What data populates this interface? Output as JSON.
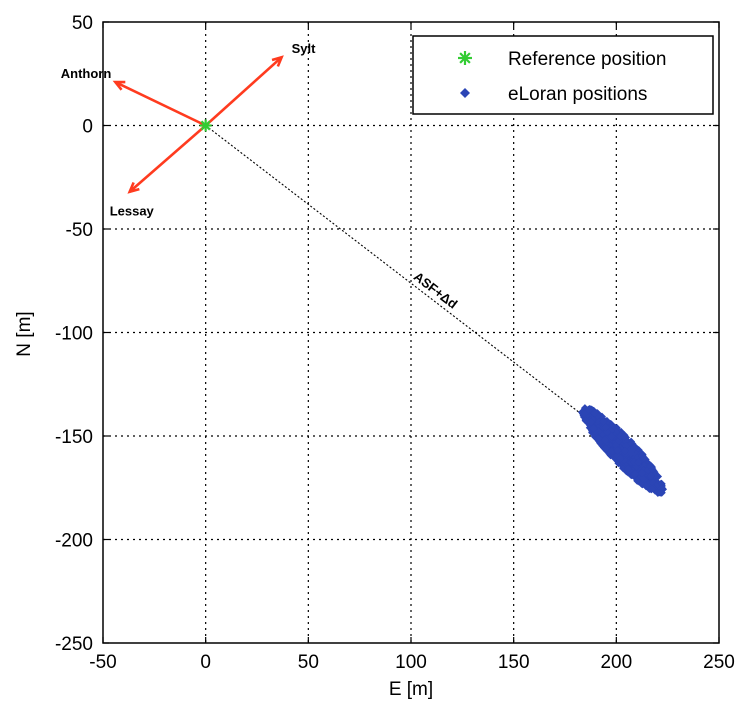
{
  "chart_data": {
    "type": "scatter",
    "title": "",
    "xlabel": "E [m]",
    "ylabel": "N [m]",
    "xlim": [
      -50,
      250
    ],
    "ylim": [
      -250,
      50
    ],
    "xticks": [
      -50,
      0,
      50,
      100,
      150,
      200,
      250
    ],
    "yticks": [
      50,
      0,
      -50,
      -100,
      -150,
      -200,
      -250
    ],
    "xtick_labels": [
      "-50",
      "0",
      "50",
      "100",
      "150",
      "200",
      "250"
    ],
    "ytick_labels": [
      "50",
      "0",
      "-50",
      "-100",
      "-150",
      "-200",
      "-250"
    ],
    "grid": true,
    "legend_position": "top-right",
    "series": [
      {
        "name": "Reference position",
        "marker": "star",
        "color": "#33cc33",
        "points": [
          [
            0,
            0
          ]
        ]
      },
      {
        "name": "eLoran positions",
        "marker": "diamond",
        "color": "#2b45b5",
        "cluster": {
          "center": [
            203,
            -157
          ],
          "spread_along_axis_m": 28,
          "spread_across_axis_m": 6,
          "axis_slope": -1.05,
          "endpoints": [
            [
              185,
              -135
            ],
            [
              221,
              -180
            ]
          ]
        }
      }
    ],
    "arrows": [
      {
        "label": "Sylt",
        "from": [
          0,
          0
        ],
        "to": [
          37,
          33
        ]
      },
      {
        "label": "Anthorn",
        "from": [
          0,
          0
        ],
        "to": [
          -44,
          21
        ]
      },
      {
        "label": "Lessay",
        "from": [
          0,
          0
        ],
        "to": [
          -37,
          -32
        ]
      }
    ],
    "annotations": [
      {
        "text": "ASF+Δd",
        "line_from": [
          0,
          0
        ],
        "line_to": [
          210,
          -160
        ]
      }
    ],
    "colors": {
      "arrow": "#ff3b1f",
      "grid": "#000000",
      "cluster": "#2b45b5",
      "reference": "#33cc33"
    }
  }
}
--------
• What is being asked:
Set down every entry word for word, but omit the pictures.

• Solution to this problem:
What data populates this interface? Output as JSON.
{
  "chart_data": {
    "type": "scatter",
    "title": "",
    "xlabel": "E [m]",
    "ylabel": "N [m]",
    "xlim": [
      -50,
      250
    ],
    "ylim": [
      -250,
      50
    ],
    "xticks": [
      -50,
      0,
      50,
      100,
      150,
      200,
      250
    ],
    "yticks": [
      50,
      0,
      -50,
      -100,
      -150,
      -200,
      -250
    ],
    "xtick_labels": [
      "-50",
      "0",
      "50",
      "100",
      "150",
      "200",
      "250"
    ],
    "ytick_labels": [
      "50",
      "0",
      "-50",
      "-100",
      "-150",
      "-200",
      "-250"
    ],
    "grid": true,
    "legend_position": "top-right",
    "series": [
      {
        "name": "Reference position",
        "marker": "star",
        "color": "#33cc33",
        "points": [
          [
            0,
            0
          ]
        ]
      },
      {
        "name": "eLoran positions",
        "marker": "diamond",
        "color": "#2b45b5",
        "cluster": {
          "center": [
            203,
            -157
          ],
          "spread_along_axis_m": 28,
          "spread_across_axis_m": 6,
          "axis_slope": -1.05,
          "endpoints": [
            [
              185,
              -135
            ],
            [
              221,
              -180
            ]
          ]
        }
      }
    ],
    "arrows": [
      {
        "label": "Sylt",
        "from": [
          0,
          0
        ],
        "to": [
          37,
          33
        ]
      },
      {
        "label": "Anthorn",
        "from": [
          0,
          0
        ],
        "to": [
          -44,
          21
        ]
      },
      {
        "label": "Lessay",
        "from": [
          0,
          0
        ],
        "to": [
          -37,
          -32
        ]
      }
    ],
    "annotations": [
      {
        "text": "ASF+Δd",
        "line_from": [
          0,
          0
        ],
        "line_to": [
          210,
          -160
        ]
      }
    ],
    "colors": {
      "arrow": "#ff3b1f",
      "grid": "#000000",
      "cluster": "#2b45b5",
      "reference": "#33cc33"
    }
  }
}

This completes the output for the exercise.